#### [Input records]
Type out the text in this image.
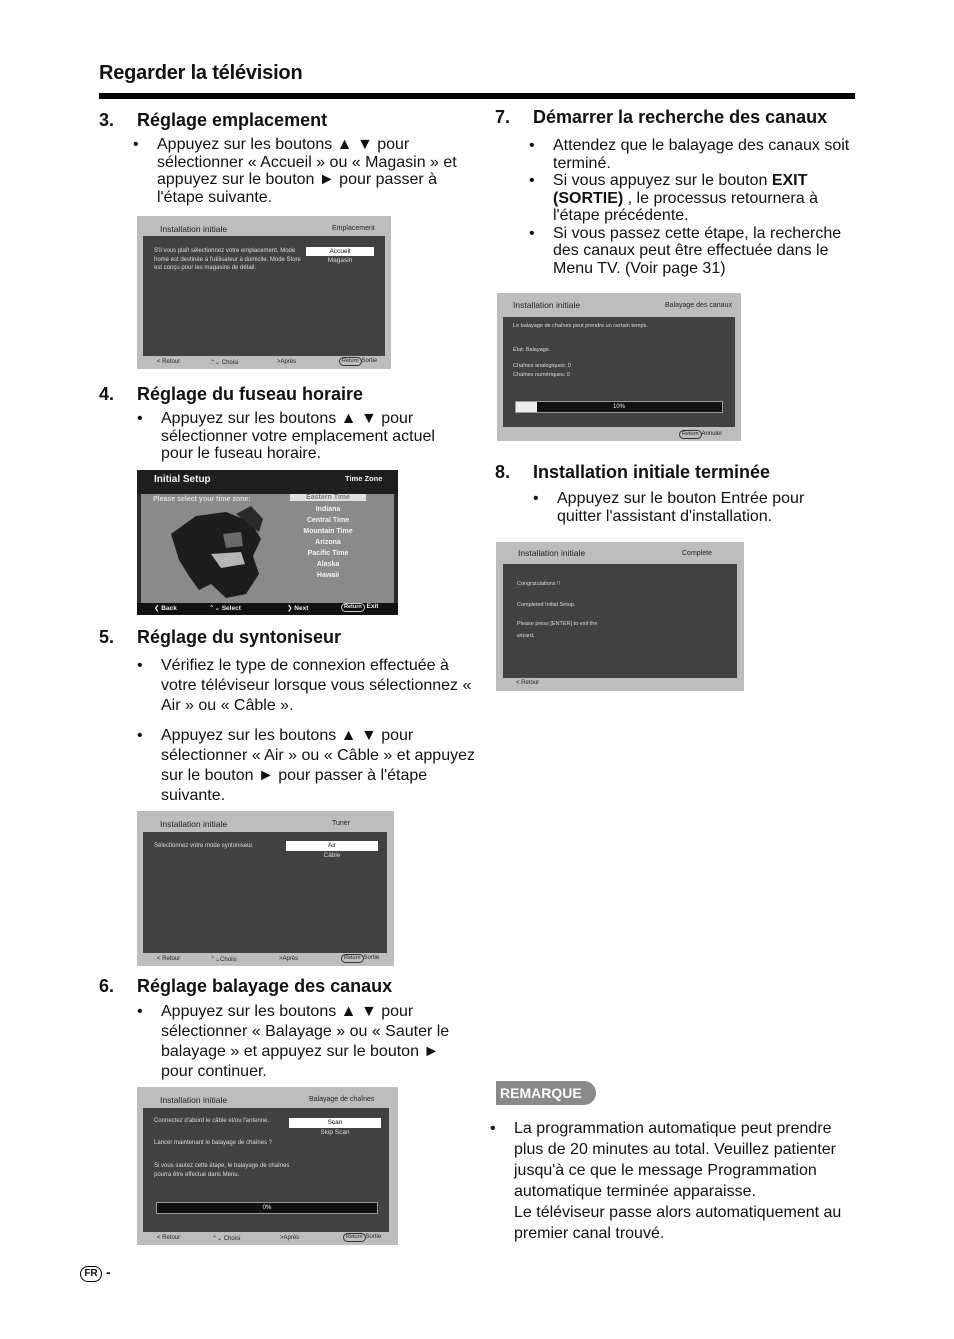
Regarder la télévision
3. Réglage emplacement
• Appuyez sur les boutons ▲ ▼ pour sélectionner « Accueil » ou « Magasin » et appuyez sur le bouton ► pour passer à l'étape suivante.
Installation initiale	Emplacement
S'il vous plaît sélectionnez votre emplacement. Mode home est destinée à l'utilisateur à domicile. Mode Store est conçu pour les magasins de détail.
Accueil
Magasin
< Retour	⌃⌄ Choisi	>Après	Return Sortie
4. Réglage du fuseau horaire
• Appuyez sur les boutons ▲ ▼ pour sélectionner votre emplacement actuel pour le fuseau horaire.
Initial Setup	Time Zone
Please select your time zone:	Eastern Time
Indiana
Central Time
Mountain Time
Arizona
Pacific Time
Alaska
Hawaii
❮ Back	⌃⌄ Select	❯ Next	Return Exit
5. Réglage du syntoniseur
• Vérifiez le type de connexion effectuée à votre téléviseur lorsque vous sélectionnez « Air » ou « Câble ».
• Appuyez sur les boutons ▲ ▼ pour sélectionner « Air » ou « Câble » et appuyez sur le bouton ► pour passer à l'étape suivante.
Installation initiale	Tuner
Sélectionnez votre mode syntoniseur.	Air
Câble
< Retour	⌃⌄Choisi	>Après	Return Sortie
6. Réglage balayage des canaux
• Appuyez sur les boutons ▲ ▼ pour sélectionner « Balayage » ou « Sauter le balayage » et appuyez sur le bouton ► pour continuer.
Installation initiale	Balayage de chaînes
Connectez d'abord le câble et/ou l'antenne.
Lancer maintenant le balayage de chaînes ?
Si vous sautez cette étape, le balayage de chaînes pourra être effectué dans Menu.
Scan
Skip Scan
0%
< Retour	⌃⌄ Choisi	>Après	Return Sortie
7. Démarrer la recherche des canaux
• Attendez que le balayage des canaux soit terminé.
• Si vous appuyez sur le bouton EXIT (SORTIE) , le processus retournera à l'étape précédente.
• Si vous passez cette étape, la recherche des canaux peut être effectuée dans le Menu TV. (Voir page 31)
Installation initiale	Balayage des canaux
Le balayage de chaînes peut prendre un certain temps.
État: Balayage.
Chaînes analogiques: 0
Chaînes numériques: 0
10%
Return Annuler
8. Installation initiale terminée
• Appuyez sur le bouton Entrée pour quitter l'assistant d'installation.
Installation initiale	Complete
Congratulations !!
Completed Initial Setup.
Please press [ENTER] to exit the
wizard.
< Retour
REMARQUE
• La programmation automatique peut prendre plus de 20 minutes au total. Veuillez patienter jusqu'à ce que le message Programmation automatique terminée apparaisse.
Le téléviseur passe alors automatiquement au premier canal trouvé.
FR -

#### [Exercise requirements]
Skip every picture and transcribe the data above exactly.

#### [Result of the task]
Type out the text in this image.
Regarder la télévision
3. Réglage emplacement
• Appuyez sur les boutons ▲ ▼ pour sélectionner « Accueil » ou « Magasin » et appuyez sur le bouton ► pour passer à l'étape suivante.
Installation initiale	Emplacement
S'il vous plaît sélectionnez votre emplacement. Mode home est destinée à l'utilisateur à domicile. Mode Store est conçu pour les magasins de détail.
Accueil
Magasin
< Retour	⌃⌄ Choisi	>Après	Return Sortie
4. Réglage du fuseau horaire
• Appuyez sur les boutons ▲ ▼ pour sélectionner votre emplacement actuel pour le fuseau horaire.
Initial Setup	Time Zone
Please select your time zone:	Eastern Time
Indiana
Central Time
Mountain Time
Arizona
Pacific Time
Alaska
Hawaii
❮ Back	⌃⌄ Select	❯ Next	Return Exit
5. Réglage du syntoniseur
• Vérifiez le type de connexion effectuée à votre téléviseur lorsque vous sélectionnez « Air » ou « Câble ».
• Appuyez sur les boutons ▲ ▼ pour sélectionner « Air » ou « Câble » et appuyez sur le bouton ► pour passer à l'étape suivante.
Installation initiale	Tuner
Sélectionnez votre mode syntoniseur.	Air
Câble
< Retour	⌃⌄Choisi	>Après	Return Sortie
6. Réglage balayage des canaux
• Appuyez sur les boutons ▲ ▼ pour sélectionner « Balayage » ou « Sauter le balayage » et appuyez sur le bouton ► pour continuer.
Installation initiale	Balayage de chaînes
Connectez d'abord le câble et/ou l'antenne.
Lancer maintenant le balayage de chaînes ?
Si vous sautez cette étape, le balayage de chaînes pourra être effectué dans Menu.
Scan
Skip Scan
0%
< Retour	⌃⌄ Choisi	>Après	Return Sortie
7. Démarrer la recherche des canaux
• Attendez que le balayage des canaux soit terminé.
• Si vous appuyez sur le bouton EXIT (SORTIE) , le processus retournera à l'étape précédente.
• Si vous passez cette étape, la recherche des canaux peut être effectuée dans le Menu TV. (Voir page 31)
Installation initiale	Balayage des canaux
Le balayage de chaînes peut prendre un certain temps.
État: Balayage.
Chaînes analogiques: 0
Chaînes numériques: 0
10%
Return Annuler
8. Installation initiale terminée
• Appuyez sur le bouton Entrée pour quitter l'assistant d'installation.
Installation initiale	Complete
Congratulations !!
Completed Initial Setup.
Please press [ENTER] to exit the
wizard.
< Retour
REMARQUE
• La programmation automatique peut prendre plus de 20 minutes au total. Veuillez patienter jusqu'à ce que le message Programmation automatique terminée apparaisse.
Le téléviseur passe alors automatiquement au premier canal trouvé.
FR -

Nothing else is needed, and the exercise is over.